#### [Exercise description]
Among the records below, find each line that includes the string "base" and copy it.
>> BEGIN Extracted data
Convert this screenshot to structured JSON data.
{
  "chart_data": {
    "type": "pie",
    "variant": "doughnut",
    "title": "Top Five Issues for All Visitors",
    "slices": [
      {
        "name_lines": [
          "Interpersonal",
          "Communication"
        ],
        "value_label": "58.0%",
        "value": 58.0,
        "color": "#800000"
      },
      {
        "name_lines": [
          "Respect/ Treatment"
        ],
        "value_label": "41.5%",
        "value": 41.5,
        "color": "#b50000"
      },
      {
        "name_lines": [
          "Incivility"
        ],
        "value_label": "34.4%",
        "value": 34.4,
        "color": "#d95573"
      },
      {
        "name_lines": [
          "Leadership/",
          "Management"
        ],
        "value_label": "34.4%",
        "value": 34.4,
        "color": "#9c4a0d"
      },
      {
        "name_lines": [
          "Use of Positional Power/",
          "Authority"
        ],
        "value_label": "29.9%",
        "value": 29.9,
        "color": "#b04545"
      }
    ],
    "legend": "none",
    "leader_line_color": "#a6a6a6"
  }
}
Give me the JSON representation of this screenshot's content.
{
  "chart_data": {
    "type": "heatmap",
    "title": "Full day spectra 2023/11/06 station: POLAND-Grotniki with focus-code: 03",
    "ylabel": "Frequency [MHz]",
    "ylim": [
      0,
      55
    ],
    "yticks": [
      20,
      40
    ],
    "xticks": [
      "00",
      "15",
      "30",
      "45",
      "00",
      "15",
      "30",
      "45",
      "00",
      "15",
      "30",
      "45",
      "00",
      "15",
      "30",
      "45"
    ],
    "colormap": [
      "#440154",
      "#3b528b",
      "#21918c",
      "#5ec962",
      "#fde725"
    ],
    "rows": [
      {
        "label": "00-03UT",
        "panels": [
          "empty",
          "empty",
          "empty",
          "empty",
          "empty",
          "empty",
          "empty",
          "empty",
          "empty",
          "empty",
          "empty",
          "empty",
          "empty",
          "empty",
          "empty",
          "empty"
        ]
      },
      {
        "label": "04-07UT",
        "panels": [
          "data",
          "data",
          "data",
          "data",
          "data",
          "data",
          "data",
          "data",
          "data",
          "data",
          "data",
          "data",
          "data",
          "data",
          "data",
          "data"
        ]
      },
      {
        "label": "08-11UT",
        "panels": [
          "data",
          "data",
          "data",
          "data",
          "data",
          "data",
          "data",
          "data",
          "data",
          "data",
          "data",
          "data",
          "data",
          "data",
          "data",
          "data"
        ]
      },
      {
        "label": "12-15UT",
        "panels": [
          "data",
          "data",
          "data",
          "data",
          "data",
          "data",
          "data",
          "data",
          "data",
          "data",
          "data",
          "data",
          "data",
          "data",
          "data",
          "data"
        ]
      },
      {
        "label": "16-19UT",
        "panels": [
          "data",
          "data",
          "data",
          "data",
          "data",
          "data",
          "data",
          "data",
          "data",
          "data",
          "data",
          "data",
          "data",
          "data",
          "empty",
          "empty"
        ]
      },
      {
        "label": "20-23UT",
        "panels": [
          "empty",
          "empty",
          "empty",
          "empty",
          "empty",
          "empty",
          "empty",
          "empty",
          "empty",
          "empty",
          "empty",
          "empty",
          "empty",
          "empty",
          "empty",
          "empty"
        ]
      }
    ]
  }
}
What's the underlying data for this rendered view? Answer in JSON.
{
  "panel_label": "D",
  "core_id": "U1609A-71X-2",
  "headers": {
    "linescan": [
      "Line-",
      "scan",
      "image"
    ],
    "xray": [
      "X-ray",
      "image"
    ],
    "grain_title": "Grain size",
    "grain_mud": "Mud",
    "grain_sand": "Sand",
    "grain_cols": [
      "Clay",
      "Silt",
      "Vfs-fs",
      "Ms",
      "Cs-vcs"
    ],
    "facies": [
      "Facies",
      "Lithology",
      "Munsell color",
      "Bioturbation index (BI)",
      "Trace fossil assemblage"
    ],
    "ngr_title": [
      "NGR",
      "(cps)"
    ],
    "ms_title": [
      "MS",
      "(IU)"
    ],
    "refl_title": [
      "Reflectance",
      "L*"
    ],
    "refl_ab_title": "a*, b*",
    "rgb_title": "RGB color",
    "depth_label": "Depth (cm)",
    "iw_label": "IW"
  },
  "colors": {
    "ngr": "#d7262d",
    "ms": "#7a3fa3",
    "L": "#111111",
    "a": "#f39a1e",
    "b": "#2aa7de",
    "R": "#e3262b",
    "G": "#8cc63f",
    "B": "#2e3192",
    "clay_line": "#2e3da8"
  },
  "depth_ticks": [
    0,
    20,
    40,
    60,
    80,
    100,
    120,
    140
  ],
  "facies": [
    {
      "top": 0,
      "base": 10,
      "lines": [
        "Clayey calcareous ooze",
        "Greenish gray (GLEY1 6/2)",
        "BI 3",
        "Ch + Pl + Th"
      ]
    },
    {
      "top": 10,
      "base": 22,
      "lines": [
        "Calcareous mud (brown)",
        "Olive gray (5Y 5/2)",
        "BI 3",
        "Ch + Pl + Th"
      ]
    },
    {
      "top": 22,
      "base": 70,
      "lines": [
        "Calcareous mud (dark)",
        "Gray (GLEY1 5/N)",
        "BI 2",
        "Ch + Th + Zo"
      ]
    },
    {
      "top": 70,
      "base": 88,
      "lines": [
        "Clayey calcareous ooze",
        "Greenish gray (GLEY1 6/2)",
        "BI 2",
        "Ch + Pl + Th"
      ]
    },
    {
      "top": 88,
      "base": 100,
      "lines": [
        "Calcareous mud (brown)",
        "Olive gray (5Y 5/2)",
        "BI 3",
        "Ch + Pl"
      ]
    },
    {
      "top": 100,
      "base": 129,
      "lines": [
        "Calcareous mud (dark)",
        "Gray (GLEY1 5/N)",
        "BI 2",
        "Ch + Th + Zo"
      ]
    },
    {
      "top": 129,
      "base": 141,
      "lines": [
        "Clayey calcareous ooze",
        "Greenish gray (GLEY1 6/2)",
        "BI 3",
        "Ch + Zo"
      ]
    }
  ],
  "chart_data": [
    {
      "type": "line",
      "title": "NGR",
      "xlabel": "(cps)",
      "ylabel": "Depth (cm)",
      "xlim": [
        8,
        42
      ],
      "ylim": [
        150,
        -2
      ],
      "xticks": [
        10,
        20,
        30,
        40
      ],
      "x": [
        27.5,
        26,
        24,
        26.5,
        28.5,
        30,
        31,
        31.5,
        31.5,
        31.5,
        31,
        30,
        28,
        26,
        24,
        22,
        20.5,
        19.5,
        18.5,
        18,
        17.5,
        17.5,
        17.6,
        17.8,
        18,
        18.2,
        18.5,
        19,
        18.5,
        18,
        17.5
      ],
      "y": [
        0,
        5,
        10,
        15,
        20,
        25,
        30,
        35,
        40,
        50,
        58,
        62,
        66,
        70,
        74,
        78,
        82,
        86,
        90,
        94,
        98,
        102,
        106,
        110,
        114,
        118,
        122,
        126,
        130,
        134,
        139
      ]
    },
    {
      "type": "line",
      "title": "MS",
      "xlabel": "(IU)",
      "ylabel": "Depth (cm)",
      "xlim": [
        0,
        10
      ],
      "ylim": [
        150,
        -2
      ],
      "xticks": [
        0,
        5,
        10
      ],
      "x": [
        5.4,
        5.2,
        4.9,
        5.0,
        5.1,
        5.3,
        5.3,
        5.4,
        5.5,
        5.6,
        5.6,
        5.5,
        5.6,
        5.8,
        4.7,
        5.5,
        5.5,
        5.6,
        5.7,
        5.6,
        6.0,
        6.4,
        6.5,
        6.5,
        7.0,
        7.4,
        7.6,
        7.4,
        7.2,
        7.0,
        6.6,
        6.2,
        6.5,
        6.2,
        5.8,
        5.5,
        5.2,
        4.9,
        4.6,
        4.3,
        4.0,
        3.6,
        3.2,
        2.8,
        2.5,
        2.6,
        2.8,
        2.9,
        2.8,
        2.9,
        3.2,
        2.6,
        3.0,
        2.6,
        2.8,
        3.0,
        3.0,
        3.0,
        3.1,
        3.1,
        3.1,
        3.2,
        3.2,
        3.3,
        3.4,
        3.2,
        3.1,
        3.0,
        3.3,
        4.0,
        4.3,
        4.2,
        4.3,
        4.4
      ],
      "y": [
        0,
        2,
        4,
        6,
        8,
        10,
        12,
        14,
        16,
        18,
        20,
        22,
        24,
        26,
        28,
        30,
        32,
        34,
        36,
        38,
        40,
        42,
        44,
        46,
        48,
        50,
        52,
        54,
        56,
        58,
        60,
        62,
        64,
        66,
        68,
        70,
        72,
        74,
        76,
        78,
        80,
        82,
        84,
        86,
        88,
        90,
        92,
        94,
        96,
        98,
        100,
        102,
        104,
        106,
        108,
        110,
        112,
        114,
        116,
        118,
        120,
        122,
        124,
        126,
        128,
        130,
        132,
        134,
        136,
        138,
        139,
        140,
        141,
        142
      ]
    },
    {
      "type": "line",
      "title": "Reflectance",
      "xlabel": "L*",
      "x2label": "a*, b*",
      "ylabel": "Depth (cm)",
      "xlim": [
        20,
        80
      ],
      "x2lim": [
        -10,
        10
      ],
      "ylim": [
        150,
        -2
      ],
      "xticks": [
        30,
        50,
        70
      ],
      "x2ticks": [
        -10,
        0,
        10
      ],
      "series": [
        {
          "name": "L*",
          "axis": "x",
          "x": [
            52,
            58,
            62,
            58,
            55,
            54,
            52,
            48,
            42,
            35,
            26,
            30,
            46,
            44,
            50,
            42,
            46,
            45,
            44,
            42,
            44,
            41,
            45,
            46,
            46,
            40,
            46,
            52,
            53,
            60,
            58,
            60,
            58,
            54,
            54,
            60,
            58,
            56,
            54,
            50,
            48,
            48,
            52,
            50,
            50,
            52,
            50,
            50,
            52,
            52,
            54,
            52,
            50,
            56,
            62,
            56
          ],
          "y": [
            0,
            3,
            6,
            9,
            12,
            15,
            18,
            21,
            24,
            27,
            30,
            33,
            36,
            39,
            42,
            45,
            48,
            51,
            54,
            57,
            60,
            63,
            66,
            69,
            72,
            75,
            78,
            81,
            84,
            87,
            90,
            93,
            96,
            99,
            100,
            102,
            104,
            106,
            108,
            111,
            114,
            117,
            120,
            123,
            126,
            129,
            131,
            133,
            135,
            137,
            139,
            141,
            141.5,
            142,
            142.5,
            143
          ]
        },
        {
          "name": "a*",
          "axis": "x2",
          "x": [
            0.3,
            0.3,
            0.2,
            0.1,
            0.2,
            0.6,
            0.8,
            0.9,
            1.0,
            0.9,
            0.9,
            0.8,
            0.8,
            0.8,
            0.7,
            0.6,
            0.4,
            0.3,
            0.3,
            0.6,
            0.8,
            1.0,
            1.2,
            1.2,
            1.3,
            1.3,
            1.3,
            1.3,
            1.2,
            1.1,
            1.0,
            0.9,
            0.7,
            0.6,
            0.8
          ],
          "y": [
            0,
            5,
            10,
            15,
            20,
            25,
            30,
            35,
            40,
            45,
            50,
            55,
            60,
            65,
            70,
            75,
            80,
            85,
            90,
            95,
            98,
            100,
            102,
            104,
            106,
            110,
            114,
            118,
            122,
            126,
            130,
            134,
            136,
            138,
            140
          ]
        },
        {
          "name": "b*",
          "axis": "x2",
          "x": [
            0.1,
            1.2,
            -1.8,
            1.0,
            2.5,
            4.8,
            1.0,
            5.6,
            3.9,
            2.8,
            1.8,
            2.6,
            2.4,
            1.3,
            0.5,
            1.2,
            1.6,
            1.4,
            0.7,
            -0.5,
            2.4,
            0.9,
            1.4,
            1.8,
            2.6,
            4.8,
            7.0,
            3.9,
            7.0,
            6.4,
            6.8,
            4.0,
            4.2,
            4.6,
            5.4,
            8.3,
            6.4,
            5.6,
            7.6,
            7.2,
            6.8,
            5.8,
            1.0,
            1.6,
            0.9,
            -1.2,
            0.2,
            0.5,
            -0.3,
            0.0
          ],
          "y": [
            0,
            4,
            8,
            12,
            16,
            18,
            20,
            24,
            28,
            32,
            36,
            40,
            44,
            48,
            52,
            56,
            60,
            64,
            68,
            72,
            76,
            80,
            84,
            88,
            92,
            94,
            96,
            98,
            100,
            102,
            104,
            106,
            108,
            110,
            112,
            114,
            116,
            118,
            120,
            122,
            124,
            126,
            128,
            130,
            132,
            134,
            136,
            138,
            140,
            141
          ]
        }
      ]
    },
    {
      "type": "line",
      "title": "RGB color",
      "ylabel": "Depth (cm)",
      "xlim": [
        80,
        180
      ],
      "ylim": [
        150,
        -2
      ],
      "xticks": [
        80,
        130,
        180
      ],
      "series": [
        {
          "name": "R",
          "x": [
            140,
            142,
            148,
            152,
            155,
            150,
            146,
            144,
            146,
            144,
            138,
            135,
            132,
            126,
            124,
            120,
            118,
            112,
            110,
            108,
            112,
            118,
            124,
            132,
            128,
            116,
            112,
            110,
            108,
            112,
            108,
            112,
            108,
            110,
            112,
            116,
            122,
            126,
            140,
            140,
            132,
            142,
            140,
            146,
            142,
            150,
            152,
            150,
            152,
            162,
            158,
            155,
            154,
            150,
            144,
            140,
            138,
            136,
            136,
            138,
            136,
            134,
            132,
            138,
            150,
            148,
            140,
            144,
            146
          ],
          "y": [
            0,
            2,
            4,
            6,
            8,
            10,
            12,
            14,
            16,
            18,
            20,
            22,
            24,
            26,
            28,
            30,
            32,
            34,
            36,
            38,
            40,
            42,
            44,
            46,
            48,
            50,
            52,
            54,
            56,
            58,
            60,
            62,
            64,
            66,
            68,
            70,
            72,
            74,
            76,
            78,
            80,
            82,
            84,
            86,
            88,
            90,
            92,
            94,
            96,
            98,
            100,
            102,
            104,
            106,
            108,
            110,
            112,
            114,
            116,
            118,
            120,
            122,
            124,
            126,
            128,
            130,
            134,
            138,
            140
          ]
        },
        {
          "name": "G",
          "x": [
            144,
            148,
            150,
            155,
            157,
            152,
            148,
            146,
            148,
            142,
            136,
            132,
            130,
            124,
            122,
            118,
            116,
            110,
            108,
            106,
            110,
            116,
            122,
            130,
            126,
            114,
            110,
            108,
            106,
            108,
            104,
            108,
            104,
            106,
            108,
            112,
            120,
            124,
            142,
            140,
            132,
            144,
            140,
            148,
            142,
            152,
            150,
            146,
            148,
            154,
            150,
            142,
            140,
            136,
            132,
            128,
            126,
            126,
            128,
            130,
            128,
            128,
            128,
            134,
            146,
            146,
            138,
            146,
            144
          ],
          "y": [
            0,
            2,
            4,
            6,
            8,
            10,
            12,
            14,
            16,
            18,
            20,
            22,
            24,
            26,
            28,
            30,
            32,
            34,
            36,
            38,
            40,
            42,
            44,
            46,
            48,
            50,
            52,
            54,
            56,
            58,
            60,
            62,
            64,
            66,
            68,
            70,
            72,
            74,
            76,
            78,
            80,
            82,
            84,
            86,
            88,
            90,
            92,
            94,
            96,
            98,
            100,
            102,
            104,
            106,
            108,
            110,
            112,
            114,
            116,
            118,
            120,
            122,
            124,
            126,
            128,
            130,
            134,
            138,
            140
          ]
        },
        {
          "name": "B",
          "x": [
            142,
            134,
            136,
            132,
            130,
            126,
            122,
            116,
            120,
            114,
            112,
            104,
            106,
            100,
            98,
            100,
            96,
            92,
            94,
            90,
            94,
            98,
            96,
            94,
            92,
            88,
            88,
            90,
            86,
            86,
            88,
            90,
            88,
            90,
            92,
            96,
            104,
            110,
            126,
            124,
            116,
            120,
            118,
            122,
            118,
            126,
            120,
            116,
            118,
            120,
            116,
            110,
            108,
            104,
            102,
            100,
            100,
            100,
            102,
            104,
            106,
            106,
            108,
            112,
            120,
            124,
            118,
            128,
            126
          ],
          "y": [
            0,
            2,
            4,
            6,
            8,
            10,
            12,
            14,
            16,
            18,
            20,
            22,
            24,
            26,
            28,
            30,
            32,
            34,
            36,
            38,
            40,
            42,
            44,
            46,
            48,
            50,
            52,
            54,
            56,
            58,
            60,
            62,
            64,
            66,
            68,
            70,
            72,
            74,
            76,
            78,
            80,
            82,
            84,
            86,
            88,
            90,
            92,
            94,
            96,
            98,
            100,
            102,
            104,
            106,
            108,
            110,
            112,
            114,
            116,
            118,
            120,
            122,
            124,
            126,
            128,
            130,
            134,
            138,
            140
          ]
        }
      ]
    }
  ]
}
>> END Extracted data
#### [Written solution]
      "base": 10,
      "base": 22,
      "base": 70,
      "base": 88,
      "base": 100,
      "base": 129,
      "base": 141,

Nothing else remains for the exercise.